[START OF Data excerpts]

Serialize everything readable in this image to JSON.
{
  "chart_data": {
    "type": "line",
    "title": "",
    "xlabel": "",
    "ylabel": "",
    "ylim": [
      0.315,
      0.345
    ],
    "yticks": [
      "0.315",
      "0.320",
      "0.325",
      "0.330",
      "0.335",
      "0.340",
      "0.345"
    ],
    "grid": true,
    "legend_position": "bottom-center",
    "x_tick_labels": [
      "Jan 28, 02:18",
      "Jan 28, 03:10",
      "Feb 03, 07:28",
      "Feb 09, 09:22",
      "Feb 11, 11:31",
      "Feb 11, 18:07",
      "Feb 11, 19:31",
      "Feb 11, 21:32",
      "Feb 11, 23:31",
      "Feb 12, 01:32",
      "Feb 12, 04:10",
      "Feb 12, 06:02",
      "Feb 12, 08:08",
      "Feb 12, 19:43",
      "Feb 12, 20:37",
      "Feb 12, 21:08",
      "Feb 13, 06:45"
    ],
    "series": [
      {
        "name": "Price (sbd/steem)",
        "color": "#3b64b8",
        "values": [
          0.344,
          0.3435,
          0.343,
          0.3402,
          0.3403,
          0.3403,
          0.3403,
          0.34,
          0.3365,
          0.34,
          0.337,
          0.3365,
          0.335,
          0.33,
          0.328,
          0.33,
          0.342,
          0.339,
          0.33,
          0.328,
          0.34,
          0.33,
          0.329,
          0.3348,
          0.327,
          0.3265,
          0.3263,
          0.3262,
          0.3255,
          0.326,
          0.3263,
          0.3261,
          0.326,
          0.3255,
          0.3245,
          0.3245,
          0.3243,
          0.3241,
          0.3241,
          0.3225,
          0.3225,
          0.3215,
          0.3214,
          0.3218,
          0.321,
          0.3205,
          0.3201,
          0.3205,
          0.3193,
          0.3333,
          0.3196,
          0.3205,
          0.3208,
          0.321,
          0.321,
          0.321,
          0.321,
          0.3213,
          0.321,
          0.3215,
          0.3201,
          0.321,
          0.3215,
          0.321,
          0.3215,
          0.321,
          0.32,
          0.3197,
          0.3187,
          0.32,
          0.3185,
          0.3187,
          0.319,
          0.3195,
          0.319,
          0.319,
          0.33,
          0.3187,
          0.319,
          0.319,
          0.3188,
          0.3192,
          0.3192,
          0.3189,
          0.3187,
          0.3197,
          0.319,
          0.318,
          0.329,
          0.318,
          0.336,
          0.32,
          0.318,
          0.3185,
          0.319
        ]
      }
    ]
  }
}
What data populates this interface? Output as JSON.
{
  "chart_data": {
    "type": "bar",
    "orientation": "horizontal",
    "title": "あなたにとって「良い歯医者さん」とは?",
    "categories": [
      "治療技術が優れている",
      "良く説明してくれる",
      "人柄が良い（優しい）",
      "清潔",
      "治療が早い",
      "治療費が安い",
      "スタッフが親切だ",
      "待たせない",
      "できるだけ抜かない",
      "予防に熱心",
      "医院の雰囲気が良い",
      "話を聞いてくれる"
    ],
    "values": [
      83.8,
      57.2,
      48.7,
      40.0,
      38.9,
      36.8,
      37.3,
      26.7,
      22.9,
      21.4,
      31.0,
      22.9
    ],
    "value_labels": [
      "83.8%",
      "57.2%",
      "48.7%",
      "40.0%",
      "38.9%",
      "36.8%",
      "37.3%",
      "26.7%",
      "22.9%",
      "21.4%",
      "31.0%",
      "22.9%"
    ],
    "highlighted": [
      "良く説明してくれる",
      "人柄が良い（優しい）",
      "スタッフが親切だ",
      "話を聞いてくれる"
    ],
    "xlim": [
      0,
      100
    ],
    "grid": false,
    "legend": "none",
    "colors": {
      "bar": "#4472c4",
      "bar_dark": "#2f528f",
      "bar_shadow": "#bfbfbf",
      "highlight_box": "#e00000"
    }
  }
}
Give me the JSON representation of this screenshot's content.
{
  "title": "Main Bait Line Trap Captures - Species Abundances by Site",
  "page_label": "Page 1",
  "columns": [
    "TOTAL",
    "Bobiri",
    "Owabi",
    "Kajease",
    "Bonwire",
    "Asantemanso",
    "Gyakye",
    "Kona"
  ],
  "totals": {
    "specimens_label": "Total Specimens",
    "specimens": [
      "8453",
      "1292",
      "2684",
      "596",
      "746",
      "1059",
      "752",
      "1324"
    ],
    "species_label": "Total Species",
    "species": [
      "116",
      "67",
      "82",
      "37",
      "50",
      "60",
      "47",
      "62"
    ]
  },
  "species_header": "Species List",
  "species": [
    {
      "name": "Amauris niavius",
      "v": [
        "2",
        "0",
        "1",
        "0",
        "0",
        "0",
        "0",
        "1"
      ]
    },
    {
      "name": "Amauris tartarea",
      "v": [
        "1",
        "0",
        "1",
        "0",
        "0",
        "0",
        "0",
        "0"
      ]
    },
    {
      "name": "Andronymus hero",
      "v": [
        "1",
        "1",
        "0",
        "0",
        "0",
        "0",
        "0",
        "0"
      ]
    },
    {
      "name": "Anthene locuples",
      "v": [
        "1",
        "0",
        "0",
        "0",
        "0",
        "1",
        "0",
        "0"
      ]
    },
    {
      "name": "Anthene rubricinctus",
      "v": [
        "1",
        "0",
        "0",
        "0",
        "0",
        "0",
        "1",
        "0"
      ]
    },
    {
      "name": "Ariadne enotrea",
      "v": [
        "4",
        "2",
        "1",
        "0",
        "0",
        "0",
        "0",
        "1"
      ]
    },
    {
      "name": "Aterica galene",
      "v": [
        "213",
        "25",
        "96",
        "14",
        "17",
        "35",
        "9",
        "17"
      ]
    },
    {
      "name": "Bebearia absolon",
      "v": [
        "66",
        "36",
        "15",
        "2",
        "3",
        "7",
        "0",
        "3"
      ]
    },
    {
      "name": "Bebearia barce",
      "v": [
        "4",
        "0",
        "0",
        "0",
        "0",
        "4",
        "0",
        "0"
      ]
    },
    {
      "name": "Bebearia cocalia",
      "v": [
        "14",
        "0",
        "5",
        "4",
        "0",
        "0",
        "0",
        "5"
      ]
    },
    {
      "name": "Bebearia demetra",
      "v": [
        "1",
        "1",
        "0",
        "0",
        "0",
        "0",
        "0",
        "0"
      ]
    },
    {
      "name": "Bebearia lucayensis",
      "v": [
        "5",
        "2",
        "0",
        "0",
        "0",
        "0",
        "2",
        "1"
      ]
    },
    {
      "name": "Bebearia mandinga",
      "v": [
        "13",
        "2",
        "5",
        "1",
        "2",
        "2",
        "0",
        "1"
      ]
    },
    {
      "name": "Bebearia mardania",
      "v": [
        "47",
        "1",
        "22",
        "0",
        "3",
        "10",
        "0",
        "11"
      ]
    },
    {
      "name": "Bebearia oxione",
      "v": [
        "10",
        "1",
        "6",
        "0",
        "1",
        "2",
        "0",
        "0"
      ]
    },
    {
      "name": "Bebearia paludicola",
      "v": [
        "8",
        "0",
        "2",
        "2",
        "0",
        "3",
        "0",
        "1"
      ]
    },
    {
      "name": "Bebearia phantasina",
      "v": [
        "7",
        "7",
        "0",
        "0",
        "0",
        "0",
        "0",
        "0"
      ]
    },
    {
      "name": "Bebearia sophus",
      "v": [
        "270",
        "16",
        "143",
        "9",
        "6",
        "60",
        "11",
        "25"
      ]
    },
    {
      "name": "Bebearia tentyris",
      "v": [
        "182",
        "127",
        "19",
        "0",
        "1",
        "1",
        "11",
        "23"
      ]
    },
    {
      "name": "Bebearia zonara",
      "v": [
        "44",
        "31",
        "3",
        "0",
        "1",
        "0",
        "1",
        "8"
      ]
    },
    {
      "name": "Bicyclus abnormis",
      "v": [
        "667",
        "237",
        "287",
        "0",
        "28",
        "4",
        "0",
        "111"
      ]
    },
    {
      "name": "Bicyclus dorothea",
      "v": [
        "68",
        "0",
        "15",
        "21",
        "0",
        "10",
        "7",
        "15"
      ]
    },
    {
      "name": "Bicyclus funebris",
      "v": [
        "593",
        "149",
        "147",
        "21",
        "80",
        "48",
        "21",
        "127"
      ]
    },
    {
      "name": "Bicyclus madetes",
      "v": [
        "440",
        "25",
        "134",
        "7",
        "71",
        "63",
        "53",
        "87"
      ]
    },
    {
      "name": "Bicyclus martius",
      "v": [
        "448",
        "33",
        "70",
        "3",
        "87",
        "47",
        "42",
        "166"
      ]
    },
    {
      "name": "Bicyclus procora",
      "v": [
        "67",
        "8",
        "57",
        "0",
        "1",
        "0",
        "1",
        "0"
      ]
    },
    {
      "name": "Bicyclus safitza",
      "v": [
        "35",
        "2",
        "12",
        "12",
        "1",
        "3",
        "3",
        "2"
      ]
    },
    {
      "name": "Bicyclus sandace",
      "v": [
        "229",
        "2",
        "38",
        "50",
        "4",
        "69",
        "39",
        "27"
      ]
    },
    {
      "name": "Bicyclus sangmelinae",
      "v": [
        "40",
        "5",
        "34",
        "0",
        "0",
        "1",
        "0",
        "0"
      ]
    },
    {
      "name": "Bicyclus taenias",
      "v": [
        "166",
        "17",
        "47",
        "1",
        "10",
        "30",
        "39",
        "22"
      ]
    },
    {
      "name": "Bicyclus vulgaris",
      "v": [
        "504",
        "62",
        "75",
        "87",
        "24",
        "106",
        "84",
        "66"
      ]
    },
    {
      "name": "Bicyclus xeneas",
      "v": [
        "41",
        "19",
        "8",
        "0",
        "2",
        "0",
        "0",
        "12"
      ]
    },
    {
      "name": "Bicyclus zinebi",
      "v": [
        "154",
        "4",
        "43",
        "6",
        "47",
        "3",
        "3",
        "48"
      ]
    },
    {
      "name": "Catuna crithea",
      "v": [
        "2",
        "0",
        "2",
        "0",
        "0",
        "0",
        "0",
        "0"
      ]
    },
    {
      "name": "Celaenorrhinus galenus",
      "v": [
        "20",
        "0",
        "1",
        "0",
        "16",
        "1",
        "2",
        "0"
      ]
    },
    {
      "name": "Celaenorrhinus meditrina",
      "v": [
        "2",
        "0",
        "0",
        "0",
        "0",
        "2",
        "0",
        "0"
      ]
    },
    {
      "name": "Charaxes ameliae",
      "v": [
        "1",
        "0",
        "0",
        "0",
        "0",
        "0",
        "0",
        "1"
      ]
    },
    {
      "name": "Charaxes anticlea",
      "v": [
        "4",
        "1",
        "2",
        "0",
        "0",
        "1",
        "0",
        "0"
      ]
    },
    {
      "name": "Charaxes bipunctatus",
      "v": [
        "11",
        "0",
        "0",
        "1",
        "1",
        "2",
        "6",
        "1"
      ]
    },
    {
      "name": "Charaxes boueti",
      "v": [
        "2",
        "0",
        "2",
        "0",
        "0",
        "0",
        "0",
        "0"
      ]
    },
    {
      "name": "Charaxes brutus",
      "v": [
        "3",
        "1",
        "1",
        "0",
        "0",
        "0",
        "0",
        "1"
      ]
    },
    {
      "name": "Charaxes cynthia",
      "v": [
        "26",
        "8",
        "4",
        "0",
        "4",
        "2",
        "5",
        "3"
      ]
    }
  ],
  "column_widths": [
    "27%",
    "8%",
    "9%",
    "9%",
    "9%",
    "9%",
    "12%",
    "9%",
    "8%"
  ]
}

[END OF Data excerpts]

Set exercise:
Show the lines of the material that contain the word "title".

Task result:
    "title": "",
    "title": "あなたにとって「良い歯医者さん」とは?",
  "title": "Main Bait Line Trap Captures - Species Abundances by Site",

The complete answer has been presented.